→ SET PROBLEM
Below are some records. How many of their lines contain the string "ยไทย"? Give the number only.

→ DATA SECTION
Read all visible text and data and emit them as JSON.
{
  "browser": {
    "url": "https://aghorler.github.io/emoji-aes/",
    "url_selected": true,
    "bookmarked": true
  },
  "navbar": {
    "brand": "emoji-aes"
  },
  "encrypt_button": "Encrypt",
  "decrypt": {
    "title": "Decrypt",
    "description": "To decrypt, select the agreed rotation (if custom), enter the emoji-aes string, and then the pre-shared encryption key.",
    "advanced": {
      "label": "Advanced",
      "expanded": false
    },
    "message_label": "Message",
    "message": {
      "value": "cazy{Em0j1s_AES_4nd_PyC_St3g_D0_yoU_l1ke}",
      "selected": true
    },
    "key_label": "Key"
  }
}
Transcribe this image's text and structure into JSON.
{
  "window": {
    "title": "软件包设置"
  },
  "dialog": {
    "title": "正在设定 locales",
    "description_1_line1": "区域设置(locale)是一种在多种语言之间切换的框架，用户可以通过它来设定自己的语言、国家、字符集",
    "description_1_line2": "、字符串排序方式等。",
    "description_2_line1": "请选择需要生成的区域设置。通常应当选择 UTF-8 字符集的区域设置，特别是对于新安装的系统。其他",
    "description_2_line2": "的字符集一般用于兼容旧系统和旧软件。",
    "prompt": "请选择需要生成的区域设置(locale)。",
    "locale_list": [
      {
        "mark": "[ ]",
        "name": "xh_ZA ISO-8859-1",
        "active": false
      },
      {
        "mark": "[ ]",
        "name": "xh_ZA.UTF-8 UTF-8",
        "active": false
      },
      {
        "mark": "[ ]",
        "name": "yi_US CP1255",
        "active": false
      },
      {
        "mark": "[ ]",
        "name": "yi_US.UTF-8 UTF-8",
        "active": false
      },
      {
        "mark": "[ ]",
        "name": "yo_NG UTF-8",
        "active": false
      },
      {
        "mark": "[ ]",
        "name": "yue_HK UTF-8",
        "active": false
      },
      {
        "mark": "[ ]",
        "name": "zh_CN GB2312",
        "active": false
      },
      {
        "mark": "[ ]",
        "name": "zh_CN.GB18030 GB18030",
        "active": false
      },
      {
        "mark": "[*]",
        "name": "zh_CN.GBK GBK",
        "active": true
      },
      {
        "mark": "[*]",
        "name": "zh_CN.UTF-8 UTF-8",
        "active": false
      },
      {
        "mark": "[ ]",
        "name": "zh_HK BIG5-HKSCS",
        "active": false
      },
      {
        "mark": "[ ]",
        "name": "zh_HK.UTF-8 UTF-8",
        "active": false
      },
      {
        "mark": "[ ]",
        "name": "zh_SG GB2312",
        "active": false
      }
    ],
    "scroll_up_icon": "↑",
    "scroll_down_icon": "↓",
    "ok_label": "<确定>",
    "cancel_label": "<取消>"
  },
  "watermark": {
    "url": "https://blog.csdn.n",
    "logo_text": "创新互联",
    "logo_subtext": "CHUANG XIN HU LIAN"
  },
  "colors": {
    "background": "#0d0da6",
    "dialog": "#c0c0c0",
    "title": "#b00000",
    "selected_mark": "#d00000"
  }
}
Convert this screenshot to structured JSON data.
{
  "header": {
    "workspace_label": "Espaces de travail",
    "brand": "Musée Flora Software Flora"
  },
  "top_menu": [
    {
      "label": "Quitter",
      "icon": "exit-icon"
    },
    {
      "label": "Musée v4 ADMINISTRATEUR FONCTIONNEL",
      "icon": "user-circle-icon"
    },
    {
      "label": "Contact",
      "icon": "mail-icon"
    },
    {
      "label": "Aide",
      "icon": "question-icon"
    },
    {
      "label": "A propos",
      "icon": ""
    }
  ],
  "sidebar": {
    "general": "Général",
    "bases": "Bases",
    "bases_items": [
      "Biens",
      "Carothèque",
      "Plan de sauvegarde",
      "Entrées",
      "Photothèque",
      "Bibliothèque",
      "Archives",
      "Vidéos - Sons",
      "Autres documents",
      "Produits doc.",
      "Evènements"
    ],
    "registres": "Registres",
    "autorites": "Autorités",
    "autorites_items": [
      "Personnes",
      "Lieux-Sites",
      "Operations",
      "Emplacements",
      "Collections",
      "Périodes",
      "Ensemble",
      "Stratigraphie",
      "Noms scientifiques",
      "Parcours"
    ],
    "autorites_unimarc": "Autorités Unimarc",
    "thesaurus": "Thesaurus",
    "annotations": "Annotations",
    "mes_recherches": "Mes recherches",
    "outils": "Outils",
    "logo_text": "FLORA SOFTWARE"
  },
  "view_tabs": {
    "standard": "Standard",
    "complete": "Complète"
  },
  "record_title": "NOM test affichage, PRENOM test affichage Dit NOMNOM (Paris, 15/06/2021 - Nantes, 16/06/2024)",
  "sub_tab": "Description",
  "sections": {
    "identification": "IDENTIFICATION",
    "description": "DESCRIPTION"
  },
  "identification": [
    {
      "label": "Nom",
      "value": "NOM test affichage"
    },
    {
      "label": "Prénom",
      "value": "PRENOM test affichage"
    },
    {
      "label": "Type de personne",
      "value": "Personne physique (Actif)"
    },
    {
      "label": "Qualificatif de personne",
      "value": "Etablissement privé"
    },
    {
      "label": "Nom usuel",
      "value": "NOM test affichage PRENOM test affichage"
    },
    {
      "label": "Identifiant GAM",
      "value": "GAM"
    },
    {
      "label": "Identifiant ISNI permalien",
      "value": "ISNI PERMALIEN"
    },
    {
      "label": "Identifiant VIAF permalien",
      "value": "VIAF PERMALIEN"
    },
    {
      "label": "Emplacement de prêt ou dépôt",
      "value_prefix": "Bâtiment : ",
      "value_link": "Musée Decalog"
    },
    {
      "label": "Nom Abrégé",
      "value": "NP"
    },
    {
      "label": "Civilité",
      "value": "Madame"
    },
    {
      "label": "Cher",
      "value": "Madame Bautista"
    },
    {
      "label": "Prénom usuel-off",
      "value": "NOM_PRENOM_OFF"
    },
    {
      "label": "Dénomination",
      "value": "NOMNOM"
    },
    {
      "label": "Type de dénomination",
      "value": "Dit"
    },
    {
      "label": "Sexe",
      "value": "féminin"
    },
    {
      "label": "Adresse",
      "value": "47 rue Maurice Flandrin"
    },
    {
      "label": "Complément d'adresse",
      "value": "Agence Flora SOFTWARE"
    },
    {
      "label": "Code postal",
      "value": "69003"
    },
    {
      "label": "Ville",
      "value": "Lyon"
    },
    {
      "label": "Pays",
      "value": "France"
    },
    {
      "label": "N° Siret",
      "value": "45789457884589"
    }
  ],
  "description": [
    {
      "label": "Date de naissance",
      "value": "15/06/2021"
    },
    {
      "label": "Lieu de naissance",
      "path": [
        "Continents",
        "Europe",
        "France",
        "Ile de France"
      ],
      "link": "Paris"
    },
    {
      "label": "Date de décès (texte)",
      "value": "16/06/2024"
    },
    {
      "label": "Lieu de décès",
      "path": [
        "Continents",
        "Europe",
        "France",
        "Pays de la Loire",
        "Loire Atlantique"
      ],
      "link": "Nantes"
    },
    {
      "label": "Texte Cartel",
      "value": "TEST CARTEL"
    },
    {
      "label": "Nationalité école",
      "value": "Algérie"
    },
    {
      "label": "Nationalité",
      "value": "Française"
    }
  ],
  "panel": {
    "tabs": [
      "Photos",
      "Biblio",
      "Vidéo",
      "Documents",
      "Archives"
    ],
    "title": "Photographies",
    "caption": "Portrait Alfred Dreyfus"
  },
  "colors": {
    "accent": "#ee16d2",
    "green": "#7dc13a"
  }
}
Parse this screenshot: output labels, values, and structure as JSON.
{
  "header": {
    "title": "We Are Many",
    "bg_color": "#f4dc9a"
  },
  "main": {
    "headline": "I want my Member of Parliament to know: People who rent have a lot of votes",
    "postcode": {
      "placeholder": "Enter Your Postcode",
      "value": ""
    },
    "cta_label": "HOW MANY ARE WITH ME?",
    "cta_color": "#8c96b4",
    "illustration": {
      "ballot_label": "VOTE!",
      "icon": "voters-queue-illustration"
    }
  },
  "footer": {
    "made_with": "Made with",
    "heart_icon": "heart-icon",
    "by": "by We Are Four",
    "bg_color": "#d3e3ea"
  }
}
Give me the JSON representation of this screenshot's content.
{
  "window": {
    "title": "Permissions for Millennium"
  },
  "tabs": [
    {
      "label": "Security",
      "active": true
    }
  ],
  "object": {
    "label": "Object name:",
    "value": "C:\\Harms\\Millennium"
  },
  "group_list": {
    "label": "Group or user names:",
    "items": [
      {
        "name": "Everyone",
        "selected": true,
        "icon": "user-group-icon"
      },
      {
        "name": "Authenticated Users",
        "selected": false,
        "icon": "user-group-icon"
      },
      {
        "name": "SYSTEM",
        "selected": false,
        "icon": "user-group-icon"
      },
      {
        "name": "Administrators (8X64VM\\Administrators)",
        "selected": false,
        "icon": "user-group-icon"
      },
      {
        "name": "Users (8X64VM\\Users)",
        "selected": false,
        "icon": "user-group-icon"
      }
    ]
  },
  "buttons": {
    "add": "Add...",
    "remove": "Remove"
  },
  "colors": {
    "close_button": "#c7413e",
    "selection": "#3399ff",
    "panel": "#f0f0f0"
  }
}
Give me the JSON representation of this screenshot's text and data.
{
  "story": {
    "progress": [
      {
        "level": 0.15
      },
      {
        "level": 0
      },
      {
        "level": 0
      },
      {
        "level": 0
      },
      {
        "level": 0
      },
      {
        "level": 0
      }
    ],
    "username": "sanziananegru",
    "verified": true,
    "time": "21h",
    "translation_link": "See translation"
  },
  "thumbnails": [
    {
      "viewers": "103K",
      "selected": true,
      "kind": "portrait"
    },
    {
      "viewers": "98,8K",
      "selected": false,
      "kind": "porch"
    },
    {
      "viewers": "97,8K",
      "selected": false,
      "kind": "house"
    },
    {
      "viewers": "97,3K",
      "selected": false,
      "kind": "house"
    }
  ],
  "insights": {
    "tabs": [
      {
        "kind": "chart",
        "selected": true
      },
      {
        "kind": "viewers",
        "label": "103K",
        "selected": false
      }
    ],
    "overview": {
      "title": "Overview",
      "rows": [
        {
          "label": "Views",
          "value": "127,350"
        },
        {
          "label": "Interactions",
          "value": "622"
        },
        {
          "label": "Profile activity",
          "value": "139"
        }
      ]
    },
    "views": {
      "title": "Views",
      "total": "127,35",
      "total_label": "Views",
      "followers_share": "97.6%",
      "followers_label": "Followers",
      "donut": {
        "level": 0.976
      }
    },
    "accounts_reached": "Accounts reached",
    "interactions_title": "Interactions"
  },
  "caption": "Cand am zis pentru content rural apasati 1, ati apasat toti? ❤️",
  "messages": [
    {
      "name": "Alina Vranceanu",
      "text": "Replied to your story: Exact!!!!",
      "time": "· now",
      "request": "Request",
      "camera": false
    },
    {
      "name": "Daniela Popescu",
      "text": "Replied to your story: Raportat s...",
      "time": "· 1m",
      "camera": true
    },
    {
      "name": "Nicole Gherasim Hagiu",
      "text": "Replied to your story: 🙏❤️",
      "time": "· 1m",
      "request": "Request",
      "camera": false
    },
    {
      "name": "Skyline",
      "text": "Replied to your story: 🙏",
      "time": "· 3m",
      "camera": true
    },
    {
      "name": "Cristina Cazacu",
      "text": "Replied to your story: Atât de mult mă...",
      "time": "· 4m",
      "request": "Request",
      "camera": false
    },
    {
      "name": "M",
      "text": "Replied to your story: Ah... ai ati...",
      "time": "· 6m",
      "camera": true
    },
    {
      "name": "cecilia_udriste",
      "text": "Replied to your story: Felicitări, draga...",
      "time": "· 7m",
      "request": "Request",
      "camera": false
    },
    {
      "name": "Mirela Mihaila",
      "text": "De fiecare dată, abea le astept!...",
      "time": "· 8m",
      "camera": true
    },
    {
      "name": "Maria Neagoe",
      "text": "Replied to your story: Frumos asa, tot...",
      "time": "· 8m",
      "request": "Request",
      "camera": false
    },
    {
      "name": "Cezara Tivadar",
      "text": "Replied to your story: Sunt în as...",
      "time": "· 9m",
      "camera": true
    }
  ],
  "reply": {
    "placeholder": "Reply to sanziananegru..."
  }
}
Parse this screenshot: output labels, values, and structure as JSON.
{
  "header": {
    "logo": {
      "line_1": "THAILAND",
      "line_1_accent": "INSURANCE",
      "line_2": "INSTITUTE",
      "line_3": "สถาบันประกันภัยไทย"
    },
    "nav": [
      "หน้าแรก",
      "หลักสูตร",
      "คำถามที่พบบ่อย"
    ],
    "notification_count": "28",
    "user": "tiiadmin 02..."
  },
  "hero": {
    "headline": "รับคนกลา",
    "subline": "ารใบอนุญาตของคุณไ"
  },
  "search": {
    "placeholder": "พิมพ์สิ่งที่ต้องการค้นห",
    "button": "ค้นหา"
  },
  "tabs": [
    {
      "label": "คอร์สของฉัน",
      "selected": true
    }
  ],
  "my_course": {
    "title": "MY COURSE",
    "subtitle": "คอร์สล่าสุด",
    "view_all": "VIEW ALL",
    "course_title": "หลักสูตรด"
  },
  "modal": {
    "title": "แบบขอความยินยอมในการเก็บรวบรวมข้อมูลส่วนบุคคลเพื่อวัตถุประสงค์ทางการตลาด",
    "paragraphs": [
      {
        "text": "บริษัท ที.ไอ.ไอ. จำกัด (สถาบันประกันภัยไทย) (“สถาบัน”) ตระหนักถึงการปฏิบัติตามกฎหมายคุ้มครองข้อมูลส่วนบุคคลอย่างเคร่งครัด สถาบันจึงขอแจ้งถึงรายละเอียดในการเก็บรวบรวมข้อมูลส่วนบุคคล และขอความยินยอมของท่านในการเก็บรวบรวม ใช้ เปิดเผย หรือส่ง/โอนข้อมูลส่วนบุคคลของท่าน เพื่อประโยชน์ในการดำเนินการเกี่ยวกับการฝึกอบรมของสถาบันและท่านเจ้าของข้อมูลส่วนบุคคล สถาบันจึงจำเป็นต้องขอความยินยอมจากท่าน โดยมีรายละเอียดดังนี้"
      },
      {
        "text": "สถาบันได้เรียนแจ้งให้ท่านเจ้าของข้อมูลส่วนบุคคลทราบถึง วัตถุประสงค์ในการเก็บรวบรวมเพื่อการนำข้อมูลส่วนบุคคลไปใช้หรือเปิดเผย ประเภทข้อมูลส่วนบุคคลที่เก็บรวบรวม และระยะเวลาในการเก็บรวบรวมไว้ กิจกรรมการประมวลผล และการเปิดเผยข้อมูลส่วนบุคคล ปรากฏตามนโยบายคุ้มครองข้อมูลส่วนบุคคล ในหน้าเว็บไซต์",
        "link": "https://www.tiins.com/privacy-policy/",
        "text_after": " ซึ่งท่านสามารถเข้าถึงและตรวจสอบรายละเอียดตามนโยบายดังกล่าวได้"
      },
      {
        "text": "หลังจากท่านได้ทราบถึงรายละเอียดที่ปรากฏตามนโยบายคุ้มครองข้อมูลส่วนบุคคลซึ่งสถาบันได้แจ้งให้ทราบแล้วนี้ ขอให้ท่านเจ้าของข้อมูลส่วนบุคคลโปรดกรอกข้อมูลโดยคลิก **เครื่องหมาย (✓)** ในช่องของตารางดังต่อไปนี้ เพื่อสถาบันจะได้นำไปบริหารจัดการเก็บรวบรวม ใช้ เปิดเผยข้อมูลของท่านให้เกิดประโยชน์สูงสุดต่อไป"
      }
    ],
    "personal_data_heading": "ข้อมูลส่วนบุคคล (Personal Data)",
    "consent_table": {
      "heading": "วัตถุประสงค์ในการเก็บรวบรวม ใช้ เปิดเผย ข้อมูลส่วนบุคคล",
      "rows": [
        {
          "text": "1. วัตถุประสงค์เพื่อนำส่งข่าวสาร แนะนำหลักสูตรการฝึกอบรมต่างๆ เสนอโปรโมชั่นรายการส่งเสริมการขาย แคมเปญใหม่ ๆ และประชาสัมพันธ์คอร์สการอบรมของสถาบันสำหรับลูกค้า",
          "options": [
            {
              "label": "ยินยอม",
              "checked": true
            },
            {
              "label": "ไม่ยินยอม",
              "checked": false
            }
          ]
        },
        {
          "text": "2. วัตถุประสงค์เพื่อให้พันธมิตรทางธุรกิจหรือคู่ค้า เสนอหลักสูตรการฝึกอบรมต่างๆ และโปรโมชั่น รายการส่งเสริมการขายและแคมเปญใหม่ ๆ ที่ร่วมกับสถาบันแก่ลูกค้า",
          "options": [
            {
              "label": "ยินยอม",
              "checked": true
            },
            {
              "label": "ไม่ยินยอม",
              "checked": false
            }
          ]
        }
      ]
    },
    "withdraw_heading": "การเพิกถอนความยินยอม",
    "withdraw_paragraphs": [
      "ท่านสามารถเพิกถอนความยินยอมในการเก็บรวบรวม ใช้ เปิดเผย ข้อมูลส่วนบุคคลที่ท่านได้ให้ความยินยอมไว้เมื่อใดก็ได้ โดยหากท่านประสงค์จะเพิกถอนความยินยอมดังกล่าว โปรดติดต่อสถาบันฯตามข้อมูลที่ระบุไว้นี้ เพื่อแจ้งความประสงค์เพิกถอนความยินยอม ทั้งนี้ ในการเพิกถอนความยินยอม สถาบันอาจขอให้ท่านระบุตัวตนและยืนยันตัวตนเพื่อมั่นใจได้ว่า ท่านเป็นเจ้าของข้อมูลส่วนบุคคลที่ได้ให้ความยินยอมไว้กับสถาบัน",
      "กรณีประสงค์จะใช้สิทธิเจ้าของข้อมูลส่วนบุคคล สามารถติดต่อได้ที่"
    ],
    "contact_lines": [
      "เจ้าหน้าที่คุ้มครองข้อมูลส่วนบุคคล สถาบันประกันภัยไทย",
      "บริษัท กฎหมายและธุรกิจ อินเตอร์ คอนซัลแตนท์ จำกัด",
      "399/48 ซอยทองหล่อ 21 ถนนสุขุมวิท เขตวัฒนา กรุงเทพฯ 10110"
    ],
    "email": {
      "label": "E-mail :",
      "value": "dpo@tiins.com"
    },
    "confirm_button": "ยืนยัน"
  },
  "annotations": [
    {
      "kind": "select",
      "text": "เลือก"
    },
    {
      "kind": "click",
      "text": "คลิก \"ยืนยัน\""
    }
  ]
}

→ COMPLETE ANSWER
3